Exactly as they appear, output all of the entries.

= Provided entries =
----------------------------------------

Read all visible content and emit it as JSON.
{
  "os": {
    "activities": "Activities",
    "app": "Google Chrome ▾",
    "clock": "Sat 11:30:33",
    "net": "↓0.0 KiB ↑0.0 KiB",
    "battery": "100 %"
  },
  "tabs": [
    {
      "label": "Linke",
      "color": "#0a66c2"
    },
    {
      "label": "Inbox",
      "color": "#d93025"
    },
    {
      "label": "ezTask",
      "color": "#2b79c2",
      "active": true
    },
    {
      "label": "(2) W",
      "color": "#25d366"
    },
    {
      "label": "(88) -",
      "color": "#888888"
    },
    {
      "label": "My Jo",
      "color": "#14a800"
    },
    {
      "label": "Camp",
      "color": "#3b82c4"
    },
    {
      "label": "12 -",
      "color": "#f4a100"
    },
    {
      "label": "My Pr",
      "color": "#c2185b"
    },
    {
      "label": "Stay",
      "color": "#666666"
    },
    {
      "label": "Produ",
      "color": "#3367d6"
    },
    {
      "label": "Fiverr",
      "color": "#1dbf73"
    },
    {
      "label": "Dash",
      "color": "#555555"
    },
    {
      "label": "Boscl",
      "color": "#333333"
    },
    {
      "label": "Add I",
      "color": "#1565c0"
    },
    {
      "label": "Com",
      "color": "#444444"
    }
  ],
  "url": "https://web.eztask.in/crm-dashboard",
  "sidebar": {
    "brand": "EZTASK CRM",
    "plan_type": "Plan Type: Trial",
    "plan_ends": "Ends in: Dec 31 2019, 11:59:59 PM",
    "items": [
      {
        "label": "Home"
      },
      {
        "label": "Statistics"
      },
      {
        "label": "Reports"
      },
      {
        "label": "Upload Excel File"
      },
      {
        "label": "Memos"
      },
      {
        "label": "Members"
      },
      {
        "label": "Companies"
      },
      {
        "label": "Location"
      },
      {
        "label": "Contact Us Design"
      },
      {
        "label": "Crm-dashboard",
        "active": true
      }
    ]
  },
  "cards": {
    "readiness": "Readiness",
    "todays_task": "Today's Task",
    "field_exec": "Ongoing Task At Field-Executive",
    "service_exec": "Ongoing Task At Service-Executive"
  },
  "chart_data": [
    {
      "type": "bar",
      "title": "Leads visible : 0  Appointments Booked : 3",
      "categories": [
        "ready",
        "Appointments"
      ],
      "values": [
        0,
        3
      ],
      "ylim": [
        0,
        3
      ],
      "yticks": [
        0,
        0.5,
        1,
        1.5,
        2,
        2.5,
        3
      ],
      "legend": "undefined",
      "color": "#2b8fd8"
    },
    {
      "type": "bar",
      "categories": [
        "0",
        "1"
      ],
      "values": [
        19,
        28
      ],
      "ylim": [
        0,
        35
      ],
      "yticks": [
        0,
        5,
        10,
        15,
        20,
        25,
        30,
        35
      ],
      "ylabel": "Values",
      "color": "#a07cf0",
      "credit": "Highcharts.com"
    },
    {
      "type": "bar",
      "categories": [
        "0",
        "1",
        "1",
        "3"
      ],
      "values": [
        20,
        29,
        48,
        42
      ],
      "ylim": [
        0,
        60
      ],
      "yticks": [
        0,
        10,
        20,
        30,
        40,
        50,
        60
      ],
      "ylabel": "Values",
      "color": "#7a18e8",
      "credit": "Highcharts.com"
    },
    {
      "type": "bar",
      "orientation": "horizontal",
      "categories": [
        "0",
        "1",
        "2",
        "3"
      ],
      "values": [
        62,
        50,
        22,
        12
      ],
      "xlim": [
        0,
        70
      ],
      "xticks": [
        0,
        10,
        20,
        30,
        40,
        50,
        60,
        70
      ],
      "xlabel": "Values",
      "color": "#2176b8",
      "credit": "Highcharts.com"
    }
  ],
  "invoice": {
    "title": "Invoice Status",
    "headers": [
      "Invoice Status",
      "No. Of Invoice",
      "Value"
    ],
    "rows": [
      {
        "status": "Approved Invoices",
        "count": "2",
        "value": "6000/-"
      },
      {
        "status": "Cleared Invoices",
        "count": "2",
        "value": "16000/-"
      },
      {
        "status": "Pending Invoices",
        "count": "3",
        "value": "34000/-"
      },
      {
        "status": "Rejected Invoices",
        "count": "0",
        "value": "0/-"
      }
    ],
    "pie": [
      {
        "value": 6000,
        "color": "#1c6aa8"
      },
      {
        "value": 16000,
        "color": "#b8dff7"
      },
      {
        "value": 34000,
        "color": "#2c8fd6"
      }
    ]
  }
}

----------------------------------------

= Response for this exercise =
Read all visible content and emit it as JSON.
{
  "os": {
    "activities": "Activities",
    "app": "Google Chrome ▾",
    "clock": "Sat 11:30:33",
    "net": "↓0.0 KiB ↑0.0 KiB",
    "battery": "100 %"
  },
  "tabs": [
    {
      "label": "Linke",
      "color": "#0a66c2"
    },
    {
      "label": "Inbox",
      "color": "#d93025"
    },
    {
      "label": "ezTask",
      "color": "#2b79c2",
      "active": true
    },
    {
      "label": "(2) W",
      "color": "#25d366"
    },
    {
      "label": "(88) -",
      "color": "#888888"
    },
    {
      "label": "My Jo",
      "color": "#14a800"
    },
    {
      "label": "Camp",
      "color": "#3b82c4"
    },
    {
      "label": "12 -",
      "color": "#f4a100"
    },
    {
      "label": "My Pr",
      "color": "#c2185b"
    },
    {
      "label": "Stay",
      "color": "#666666"
    },
    {
      "label": "Produ",
      "color": "#3367d6"
    },
    {
      "label": "Fiverr",
      "color": "#1dbf73"
    },
    {
      "label": "Dash",
      "color": "#555555"
    },
    {
      "label": "Boscl",
      "color": "#333333"
    },
    {
      "label": "Add I",
      "color": "#1565c0"
    },
    {
      "label": "Com",
      "color": "#444444"
    }
  ],
  "url": "https://web.eztask.in/crm-dashboard",
  "sidebar": {
    "brand": "EZTASK CRM",
    "plan_type": "Plan Type: Trial",
    "plan_ends": "Ends in: Dec 31 2019, 11:59:59 PM",
    "items": [
      {
        "label": "Home"
      },
      {
        "label": "Statistics"
      },
      {
        "label": "Reports"
      },
      {
        "label": "Upload Excel File"
      },
      {
        "label": "Memos"
      },
      {
        "label": "Members"
      },
      {
        "label": "Companies"
      },
      {
        "label": "Location"
      },
      {
        "label": "Contact Us Design"
      },
      {
        "label": "Crm-dashboard",
        "active": true
      }
    ]
  },
  "cards": {
    "readiness": "Readiness",
    "todays_task": "Today's Task",
    "field_exec": "Ongoing Task At Field-Executive",
    "service_exec": "Ongoing Task At Service-Executive"
  },
  "chart_data": [
    {
      "type": "bar",
      "title": "Leads visible : 0  Appointments Booked : 3",
      "categories": [
        "ready",
        "Appointments"
      ],
      "values": [
        0,
        3
      ],
      "ylim": [
        0,
        3
      ],
      "yticks": [
        0,
        0.5,
        1,
        1.5,
        2,
        2.5,
        3
      ],
      "legend": "undefined",
      "color": "#2b8fd8"
    },
    {
      "type": "bar",
      "categories": [
        "0",
        "1"
      ],
      "values": [
        19,
        28
      ],
      "ylim": [
        0,
        35
      ],
      "yticks": [
        0,
        5,
        10,
        15,
        20,
        25,
        30,
        35
      ],
      "ylabel": "Values",
      "color": "#a07cf0",
      "credit": "Highcharts.com"
    },
    {
      "type": "bar",
      "categories": [
        "0",
        "1",
        "1",
        "3"
      ],
      "values": [
        20,
        29,
        48,
        42
      ],
      "ylim": [
        0,
        60
      ],
      "yticks": [
        0,
        10,
        20,
        30,
        40,
        50,
        60
      ],
      "ylabel": "Values",
      "color": "#7a18e8",
      "credit": "Highcharts.com"
    },
    {
      "type": "bar",
      "orientation": "horizontal",
      "categories": [
        "0",
        "1",
        "2",
        "3"
      ],
      "values": [
        62,
        50,
        22,
        12
      ],
      "xlim": [
        0,
        70
      ],
      "xticks": [
        0,
        10,
        20,
        30,
        40,
        50,
        60,
        70
      ],
      "xlabel": "Values",
      "color": "#2176b8",
      "credit": "Highcharts.com"
    }
  ],
  "invoice": {
    "title": "Invoice Status",
    "headers": [
      "Invoice Status",
      "No. Of Invoice",
      "Value"
    ],
    "rows": [
      {
        "status": "Approved Invoices",
        "count": "2",
        "value": "6000/-"
      },
      {
        "status": "Cleared Invoices",
        "count": "2",
        "value": "16000/-"
      },
      {
        "status": "Pending Invoices",
        "count": "3",
        "value": "34000/-"
      },
      {
        "status": "Rejected Invoices",
        "count": "0",
        "value": "0/-"
      }
    ],
    "pie": [
      {
        "value": 6000,
        "color": "#1c6aa8"
      },
      {
        "value": 16000,
        "color": "#b8dff7"
      },
      {
        "value": 34000,
        "color": "#2c8fd6"
      }
    ]
  }
}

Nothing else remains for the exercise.